━━━ DATA PROVIDED

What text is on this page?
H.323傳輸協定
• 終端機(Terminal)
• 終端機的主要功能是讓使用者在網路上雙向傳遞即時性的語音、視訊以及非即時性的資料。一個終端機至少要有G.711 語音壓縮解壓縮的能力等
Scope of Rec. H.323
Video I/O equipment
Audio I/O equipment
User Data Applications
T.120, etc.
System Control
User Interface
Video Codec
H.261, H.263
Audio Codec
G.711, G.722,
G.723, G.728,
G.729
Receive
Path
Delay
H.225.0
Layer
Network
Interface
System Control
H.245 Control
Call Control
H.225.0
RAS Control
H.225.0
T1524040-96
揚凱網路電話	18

━━━━━━

• **DO THIS**: Copy each line in the data that holds the word "User".

• **FINAL RESULT**:
User Data Applications
User Interface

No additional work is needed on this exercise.